───── Supplied entries ─────
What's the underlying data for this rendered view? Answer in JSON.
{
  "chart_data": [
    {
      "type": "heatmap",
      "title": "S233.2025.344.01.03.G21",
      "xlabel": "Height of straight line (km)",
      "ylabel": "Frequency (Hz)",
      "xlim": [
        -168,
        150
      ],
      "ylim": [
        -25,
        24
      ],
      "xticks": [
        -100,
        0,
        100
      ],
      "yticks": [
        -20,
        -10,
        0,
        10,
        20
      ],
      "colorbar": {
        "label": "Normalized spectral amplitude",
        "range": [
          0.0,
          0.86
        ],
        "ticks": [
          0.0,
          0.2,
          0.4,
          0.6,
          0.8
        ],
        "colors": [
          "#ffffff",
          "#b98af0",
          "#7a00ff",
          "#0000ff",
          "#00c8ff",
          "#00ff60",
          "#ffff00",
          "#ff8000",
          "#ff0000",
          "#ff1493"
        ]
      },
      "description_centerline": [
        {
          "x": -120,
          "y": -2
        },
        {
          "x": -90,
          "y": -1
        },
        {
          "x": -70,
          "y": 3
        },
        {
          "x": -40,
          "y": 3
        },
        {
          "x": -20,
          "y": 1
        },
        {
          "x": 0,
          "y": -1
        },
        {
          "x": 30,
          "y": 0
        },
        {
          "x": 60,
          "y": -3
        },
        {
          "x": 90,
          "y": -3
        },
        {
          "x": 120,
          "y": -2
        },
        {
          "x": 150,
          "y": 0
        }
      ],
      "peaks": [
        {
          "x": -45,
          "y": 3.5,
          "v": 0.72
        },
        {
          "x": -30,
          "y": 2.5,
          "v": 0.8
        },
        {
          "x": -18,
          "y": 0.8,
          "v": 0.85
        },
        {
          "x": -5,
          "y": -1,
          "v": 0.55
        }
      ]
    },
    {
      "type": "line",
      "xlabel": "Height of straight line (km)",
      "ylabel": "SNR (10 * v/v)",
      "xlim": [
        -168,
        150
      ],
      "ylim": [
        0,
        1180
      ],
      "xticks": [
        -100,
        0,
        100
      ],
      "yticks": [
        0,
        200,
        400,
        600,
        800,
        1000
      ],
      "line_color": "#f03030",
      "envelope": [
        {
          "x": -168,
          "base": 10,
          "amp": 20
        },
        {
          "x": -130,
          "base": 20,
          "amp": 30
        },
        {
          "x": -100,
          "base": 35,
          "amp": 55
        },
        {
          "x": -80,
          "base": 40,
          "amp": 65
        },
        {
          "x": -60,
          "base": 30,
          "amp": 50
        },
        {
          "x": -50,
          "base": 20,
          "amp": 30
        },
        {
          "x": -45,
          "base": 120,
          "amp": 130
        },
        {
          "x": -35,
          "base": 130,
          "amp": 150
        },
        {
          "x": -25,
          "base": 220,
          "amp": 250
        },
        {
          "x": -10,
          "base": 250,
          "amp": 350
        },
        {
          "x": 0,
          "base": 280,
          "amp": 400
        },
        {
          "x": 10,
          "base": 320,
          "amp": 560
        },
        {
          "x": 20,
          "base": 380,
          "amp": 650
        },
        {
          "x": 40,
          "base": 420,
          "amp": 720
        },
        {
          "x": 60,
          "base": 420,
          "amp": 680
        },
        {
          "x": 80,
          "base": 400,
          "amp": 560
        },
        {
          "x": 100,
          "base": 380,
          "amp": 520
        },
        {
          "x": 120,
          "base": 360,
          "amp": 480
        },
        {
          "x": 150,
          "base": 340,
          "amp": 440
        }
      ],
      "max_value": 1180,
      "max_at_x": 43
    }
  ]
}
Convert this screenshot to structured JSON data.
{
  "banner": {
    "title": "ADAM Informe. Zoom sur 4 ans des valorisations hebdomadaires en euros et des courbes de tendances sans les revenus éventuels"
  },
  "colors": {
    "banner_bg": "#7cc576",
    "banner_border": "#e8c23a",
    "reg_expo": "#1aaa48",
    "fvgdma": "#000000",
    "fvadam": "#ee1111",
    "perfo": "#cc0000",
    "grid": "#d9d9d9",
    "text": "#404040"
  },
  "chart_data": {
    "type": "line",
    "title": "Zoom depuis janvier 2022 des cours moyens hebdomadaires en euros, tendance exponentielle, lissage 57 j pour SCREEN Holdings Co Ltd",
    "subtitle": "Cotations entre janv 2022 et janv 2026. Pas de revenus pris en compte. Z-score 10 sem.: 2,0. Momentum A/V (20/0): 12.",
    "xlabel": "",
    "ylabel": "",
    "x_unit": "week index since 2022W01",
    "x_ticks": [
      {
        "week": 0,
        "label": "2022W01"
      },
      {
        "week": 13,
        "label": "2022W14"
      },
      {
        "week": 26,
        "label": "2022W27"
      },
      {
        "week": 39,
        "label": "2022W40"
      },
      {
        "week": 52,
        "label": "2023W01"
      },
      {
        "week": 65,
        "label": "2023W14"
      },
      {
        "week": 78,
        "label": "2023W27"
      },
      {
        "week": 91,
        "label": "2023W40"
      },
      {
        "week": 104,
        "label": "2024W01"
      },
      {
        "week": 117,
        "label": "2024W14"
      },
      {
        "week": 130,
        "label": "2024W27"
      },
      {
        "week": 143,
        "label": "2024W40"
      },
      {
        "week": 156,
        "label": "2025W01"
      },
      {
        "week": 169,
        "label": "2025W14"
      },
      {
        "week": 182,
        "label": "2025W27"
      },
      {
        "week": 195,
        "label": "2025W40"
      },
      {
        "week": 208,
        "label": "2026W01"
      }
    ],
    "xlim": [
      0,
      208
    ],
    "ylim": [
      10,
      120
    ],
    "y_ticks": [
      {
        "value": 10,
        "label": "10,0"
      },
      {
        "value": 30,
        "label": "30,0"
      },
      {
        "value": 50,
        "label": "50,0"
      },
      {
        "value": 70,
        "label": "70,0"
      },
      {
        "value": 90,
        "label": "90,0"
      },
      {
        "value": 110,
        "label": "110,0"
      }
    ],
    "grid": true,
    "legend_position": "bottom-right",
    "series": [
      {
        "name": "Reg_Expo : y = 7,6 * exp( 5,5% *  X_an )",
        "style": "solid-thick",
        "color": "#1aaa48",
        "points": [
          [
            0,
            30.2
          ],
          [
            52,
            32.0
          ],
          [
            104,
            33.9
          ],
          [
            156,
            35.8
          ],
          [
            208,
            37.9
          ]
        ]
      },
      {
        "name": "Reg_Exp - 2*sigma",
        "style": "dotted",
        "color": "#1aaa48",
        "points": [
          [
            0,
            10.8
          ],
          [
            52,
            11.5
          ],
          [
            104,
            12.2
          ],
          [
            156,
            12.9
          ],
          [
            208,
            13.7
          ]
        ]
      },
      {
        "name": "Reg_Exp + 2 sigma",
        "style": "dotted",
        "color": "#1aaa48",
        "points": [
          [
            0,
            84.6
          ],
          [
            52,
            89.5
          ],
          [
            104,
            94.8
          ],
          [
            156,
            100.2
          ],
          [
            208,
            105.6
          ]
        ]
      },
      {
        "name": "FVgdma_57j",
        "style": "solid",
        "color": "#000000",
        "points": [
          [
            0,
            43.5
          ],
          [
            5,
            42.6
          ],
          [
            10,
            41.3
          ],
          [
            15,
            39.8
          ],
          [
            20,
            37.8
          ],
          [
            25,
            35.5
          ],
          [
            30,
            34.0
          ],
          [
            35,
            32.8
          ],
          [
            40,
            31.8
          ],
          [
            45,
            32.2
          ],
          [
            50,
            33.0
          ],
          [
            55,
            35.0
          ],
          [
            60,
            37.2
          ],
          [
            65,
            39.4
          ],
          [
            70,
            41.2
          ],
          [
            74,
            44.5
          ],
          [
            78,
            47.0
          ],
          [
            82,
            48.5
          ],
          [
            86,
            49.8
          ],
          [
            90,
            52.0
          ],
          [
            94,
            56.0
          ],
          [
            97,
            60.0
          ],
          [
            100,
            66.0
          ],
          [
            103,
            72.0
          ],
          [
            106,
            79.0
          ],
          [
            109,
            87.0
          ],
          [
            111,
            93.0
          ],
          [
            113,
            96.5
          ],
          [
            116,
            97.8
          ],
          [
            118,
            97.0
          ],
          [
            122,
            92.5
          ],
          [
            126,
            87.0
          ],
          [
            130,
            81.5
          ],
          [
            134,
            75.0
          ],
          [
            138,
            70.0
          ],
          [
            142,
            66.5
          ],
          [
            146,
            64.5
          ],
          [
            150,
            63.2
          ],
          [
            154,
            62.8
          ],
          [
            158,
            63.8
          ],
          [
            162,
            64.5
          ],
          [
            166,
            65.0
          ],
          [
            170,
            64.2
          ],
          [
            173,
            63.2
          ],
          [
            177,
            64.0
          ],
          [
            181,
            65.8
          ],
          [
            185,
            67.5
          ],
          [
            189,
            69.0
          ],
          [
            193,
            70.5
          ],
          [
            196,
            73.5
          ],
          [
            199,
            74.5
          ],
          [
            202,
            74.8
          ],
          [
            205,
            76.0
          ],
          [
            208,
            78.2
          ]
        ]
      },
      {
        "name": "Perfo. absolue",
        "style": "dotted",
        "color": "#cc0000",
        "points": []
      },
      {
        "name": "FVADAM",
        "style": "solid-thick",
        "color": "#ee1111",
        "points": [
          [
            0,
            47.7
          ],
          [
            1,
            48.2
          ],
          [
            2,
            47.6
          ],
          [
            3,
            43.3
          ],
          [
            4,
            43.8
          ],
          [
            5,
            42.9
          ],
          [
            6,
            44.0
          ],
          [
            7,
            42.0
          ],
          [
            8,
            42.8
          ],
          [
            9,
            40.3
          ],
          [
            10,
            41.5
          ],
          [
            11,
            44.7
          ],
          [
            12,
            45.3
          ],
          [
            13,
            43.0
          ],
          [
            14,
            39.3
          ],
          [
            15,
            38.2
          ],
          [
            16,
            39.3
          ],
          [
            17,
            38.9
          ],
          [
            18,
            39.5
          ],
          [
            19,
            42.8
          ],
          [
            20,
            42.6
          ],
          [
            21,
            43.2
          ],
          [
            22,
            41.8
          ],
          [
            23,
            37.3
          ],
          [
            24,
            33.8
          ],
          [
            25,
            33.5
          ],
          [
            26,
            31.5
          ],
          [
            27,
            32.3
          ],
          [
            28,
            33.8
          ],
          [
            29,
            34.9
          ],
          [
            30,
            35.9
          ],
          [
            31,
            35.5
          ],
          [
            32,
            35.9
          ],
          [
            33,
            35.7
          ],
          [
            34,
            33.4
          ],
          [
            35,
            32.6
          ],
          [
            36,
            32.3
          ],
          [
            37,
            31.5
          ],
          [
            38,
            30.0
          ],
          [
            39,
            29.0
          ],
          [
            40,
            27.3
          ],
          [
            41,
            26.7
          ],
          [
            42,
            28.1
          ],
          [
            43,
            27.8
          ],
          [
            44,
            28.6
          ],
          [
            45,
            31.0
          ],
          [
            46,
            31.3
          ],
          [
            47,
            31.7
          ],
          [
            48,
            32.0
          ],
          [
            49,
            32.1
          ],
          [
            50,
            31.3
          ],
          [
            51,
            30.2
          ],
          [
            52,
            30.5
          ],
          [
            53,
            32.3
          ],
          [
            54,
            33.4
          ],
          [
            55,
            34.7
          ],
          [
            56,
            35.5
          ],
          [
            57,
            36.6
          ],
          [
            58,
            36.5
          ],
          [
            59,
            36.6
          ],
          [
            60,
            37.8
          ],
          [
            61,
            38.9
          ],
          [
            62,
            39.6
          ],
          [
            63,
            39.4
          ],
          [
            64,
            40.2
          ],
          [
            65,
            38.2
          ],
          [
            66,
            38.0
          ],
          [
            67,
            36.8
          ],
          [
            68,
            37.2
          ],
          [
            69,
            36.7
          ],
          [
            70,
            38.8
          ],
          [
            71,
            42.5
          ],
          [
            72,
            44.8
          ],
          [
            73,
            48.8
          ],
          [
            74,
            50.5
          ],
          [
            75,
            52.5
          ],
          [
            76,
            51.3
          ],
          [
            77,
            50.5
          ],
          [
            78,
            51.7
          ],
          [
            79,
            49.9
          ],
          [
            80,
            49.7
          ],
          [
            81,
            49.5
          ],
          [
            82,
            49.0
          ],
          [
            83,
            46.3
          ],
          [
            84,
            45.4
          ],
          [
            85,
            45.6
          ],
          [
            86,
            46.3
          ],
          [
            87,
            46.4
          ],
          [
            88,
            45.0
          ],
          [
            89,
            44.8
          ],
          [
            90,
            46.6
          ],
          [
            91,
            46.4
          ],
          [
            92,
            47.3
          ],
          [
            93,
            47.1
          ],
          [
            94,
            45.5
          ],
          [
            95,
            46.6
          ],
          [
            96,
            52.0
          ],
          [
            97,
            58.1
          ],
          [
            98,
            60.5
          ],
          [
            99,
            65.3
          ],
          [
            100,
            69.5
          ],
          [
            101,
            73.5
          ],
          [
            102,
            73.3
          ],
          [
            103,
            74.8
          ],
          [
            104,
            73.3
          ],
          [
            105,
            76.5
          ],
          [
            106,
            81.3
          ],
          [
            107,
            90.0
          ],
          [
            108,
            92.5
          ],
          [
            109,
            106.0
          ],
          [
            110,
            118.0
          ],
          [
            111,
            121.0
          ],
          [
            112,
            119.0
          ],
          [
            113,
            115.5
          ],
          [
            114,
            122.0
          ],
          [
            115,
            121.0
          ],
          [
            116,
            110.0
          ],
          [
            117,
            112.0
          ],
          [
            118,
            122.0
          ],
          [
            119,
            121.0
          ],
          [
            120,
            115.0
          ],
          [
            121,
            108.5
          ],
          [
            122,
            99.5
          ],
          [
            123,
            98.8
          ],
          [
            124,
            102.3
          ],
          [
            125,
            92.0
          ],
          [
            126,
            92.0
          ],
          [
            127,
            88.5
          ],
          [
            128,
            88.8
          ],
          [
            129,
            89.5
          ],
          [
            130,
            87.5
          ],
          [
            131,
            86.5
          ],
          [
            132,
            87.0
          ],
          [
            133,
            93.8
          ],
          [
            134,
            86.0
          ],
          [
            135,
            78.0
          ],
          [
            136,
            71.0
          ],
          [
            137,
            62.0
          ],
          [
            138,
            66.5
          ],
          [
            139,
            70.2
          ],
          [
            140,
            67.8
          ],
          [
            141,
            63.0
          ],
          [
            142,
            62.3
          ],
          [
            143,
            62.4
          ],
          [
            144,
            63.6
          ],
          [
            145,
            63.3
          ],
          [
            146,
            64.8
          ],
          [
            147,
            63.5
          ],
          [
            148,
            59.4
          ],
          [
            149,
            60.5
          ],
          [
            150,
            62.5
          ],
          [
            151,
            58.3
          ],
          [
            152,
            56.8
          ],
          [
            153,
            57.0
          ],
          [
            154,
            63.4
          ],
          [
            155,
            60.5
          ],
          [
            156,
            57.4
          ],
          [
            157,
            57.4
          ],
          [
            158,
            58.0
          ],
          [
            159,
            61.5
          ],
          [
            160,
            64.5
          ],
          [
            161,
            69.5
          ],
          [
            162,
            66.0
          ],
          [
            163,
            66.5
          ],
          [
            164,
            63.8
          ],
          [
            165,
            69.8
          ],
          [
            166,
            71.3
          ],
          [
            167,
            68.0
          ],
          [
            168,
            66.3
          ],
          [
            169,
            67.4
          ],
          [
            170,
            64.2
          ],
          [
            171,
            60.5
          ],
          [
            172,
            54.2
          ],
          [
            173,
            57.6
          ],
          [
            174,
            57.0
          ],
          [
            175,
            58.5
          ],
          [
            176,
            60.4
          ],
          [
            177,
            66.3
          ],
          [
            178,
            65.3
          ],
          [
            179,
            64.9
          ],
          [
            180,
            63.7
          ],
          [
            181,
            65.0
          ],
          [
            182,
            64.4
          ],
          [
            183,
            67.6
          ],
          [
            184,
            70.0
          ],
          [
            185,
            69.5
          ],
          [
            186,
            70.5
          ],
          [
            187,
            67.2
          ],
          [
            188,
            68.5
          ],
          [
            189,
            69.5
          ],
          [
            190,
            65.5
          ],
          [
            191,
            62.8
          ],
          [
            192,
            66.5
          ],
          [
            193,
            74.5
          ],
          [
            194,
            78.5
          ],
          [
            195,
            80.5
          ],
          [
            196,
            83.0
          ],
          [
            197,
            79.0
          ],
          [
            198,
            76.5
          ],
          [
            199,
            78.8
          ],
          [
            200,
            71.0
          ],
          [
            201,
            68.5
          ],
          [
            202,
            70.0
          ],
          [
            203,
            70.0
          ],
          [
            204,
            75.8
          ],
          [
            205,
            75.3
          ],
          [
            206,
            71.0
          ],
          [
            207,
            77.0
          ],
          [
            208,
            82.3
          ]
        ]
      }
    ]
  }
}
─────
Given request:
Show every line of the records above that contains the word "hebdomadaires".

Solution below:
    "title": "ADAM Informe. Zoom sur 4 ans des valorisations hebdomadaires en euros et des courbes de tendances sans les revenus éventuels"
    "title": "Zoom depuis janvier 2022 des cours moyens hebdomadaires en euros, tendance exponentielle, lissage 57 j pour SCREEN Holdings Co Ltd",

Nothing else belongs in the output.